(Records from a dataset)

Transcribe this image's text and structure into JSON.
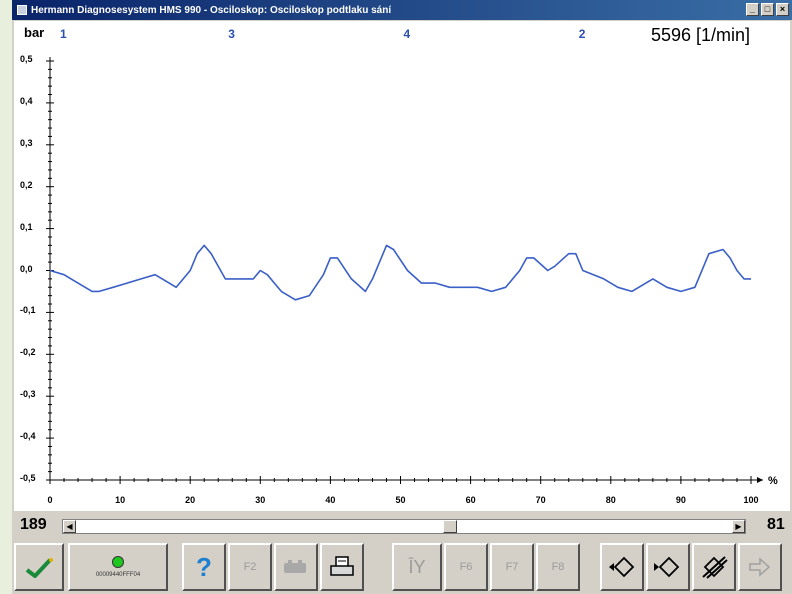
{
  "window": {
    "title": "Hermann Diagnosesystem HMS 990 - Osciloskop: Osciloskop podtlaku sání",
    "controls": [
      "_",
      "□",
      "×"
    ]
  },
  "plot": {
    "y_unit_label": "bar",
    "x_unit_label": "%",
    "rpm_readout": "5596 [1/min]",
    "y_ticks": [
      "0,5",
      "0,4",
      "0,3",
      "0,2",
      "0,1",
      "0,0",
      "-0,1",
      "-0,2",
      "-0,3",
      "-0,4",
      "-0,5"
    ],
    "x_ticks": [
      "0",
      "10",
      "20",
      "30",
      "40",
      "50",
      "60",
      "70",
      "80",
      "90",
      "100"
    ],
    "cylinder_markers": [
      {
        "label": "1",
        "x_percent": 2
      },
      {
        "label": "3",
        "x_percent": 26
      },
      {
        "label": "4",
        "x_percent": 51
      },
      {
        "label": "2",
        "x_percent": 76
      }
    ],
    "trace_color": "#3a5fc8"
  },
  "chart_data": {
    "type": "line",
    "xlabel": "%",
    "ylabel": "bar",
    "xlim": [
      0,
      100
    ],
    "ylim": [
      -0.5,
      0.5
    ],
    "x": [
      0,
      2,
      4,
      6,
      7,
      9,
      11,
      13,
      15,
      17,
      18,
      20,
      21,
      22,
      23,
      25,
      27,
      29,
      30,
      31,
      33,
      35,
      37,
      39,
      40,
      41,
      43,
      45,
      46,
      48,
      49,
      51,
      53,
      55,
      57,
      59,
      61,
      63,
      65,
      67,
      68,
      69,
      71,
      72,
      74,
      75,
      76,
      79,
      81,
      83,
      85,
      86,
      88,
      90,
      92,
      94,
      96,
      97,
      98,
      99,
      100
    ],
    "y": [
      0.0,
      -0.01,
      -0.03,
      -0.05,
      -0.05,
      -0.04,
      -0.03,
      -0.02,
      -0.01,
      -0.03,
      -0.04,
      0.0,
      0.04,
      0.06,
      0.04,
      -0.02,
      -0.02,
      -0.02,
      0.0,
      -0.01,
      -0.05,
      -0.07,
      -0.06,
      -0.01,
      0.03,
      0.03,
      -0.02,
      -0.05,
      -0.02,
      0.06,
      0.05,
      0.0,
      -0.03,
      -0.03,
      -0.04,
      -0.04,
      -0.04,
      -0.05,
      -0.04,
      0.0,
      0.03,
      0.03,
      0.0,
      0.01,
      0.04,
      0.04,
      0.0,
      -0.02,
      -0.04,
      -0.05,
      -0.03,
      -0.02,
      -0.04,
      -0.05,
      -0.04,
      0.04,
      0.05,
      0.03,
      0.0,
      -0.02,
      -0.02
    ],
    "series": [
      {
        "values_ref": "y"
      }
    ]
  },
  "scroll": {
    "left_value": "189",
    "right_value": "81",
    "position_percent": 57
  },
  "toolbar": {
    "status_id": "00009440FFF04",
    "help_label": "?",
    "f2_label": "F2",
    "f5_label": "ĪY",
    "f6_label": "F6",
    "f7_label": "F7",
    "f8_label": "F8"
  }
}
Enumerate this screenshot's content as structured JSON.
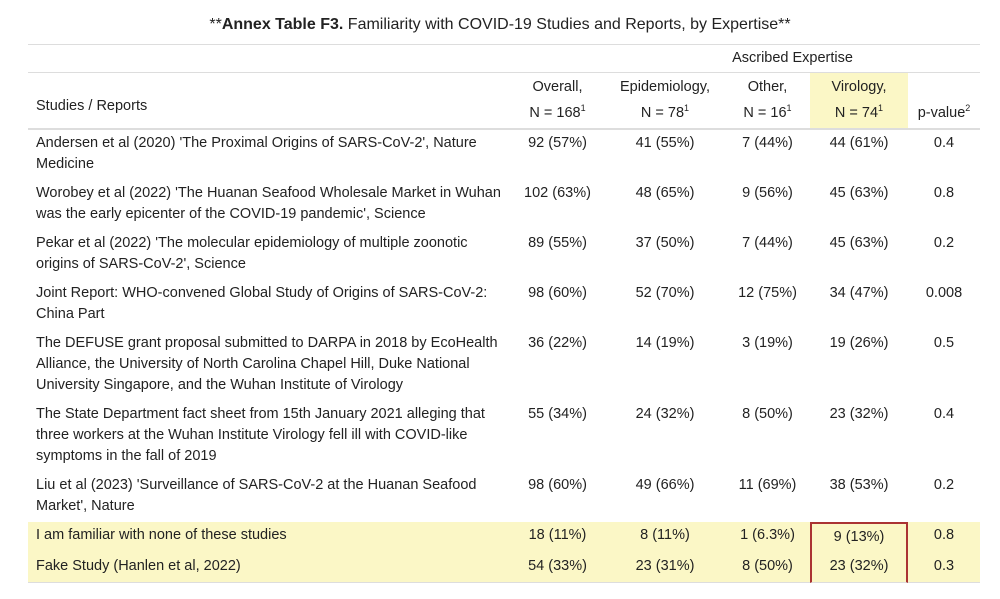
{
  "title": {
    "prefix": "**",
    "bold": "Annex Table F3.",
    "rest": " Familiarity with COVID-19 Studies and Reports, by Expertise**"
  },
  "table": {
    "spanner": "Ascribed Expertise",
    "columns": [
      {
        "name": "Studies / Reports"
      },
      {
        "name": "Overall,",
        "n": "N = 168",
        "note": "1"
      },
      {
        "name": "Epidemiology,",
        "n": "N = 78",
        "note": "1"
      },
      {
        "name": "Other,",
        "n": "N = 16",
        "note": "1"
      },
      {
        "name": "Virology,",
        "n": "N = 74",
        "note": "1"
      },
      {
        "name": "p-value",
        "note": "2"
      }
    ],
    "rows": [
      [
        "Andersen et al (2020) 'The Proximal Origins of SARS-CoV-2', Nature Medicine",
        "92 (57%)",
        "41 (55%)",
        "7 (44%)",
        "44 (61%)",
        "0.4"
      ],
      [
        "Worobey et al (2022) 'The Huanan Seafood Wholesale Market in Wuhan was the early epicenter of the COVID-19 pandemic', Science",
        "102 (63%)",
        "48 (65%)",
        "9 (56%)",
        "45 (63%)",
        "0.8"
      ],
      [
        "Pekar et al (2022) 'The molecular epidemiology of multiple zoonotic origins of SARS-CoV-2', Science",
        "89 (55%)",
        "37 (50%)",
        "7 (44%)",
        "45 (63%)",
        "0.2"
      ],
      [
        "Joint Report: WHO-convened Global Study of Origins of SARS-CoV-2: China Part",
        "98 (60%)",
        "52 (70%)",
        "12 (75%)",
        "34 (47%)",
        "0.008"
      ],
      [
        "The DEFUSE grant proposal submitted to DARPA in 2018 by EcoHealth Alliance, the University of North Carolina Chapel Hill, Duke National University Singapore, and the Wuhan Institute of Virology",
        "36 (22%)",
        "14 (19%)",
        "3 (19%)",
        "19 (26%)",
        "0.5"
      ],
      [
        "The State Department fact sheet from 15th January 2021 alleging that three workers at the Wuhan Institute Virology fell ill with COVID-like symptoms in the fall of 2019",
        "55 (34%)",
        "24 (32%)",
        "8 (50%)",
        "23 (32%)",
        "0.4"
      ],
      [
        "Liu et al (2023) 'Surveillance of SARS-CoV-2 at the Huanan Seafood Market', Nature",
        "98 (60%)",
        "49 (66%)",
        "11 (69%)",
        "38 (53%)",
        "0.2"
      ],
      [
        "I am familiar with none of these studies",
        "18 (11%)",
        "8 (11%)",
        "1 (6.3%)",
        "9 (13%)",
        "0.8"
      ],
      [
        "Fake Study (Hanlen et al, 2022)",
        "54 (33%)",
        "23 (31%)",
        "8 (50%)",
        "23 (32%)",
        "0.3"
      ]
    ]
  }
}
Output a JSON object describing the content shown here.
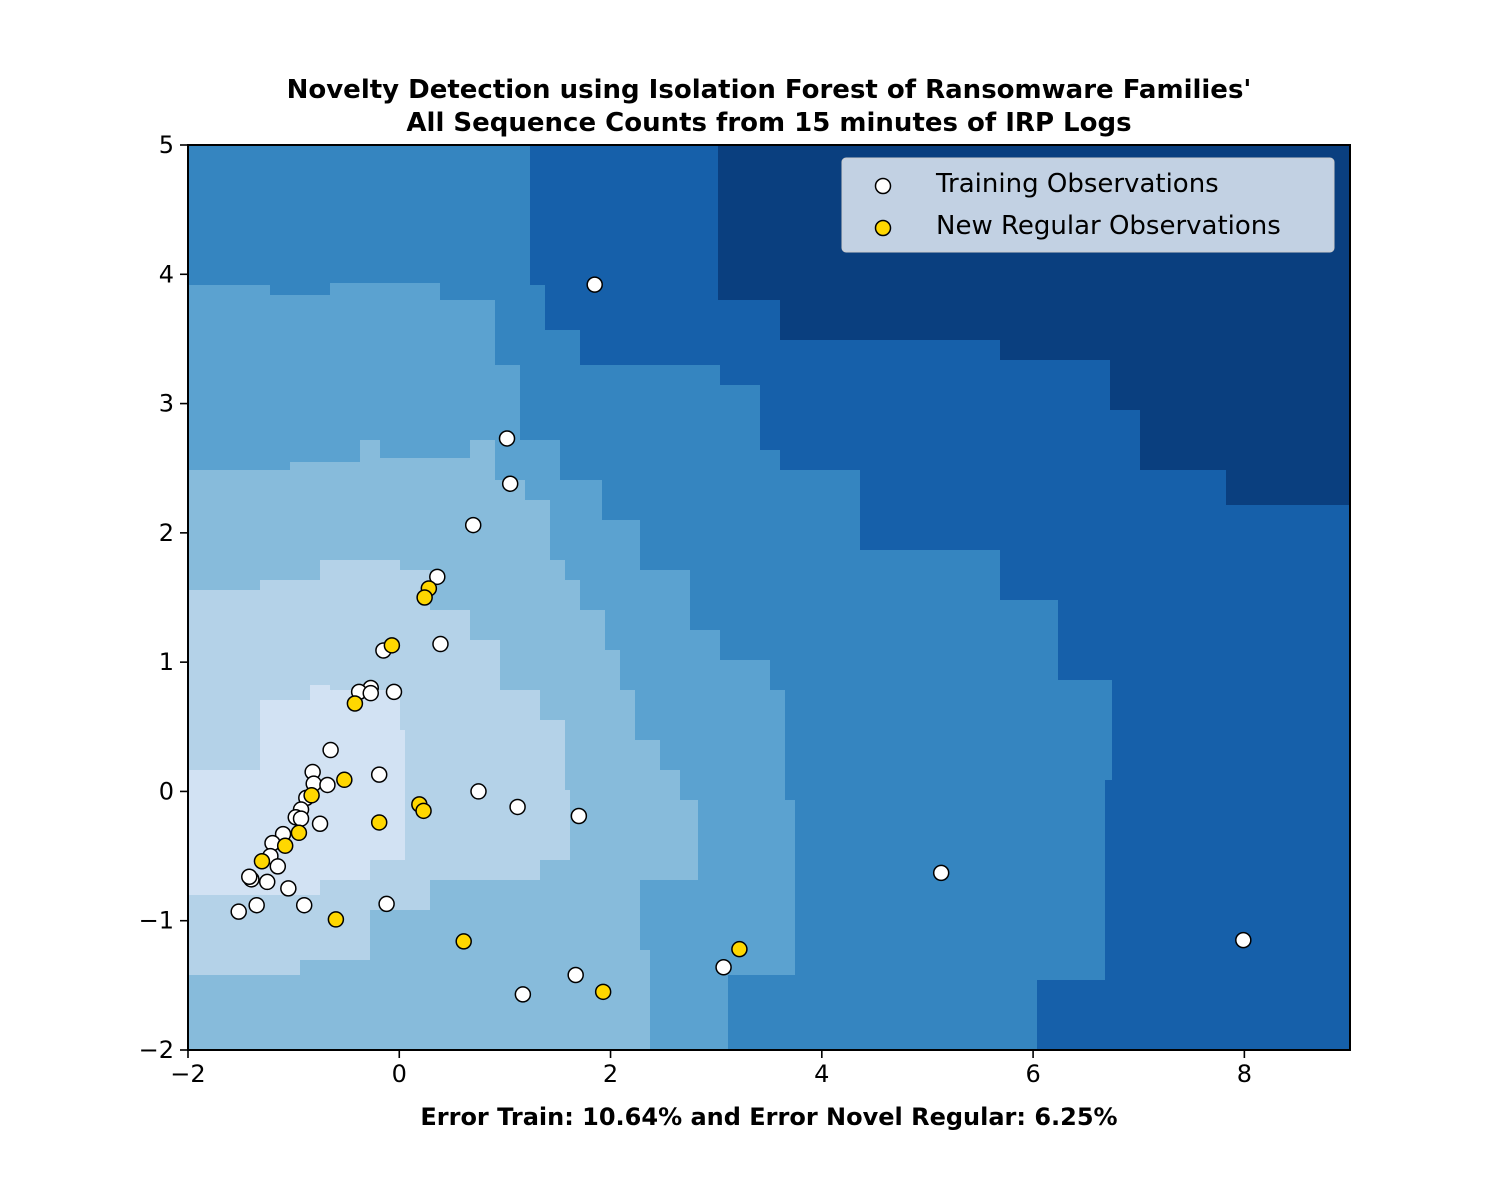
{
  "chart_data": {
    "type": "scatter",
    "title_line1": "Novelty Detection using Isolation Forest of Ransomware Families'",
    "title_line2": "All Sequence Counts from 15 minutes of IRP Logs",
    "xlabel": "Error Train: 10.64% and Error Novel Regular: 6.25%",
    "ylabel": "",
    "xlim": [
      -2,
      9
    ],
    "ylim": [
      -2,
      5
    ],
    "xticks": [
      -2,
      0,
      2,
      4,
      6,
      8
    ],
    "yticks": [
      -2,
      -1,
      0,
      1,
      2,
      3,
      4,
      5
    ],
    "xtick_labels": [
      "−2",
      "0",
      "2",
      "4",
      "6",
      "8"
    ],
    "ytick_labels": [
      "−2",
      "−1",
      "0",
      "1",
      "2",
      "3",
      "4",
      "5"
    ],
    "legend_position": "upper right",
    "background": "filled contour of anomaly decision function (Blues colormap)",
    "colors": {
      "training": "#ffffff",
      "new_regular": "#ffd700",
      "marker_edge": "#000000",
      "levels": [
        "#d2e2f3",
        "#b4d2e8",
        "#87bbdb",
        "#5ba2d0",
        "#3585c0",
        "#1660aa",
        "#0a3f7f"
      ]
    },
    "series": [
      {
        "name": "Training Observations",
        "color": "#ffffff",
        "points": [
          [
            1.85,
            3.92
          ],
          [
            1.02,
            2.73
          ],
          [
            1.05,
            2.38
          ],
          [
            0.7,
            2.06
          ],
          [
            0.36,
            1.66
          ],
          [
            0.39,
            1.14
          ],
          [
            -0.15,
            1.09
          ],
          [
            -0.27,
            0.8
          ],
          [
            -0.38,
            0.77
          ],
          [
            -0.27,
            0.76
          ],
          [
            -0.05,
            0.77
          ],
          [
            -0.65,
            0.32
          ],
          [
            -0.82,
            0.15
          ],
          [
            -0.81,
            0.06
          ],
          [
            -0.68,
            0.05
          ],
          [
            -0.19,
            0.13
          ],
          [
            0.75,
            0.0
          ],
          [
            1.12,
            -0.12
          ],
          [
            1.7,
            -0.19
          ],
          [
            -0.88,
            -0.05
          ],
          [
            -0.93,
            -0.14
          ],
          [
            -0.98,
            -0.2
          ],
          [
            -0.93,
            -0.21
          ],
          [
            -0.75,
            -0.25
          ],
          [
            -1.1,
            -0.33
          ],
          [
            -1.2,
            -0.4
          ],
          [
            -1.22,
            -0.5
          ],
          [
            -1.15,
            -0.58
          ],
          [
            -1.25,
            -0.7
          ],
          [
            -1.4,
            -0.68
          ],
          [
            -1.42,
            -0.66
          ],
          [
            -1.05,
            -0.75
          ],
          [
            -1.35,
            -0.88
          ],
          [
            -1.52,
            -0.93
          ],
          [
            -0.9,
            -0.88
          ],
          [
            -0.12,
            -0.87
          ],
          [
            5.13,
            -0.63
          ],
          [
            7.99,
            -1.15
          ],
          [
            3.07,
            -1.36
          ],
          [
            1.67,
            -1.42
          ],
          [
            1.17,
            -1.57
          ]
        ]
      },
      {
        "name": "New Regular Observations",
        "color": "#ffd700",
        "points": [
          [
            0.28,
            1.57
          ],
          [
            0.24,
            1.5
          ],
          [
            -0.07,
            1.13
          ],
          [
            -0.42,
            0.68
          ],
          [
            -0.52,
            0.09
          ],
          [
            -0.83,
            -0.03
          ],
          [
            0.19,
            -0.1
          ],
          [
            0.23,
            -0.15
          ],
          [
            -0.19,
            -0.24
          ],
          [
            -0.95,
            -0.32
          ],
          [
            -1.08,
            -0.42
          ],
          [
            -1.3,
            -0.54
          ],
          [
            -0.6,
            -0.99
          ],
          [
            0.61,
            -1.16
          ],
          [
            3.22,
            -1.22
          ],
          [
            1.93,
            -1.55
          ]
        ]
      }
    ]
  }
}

## Written request
Report only the number of lines in the records that include the word "content".

## Output
2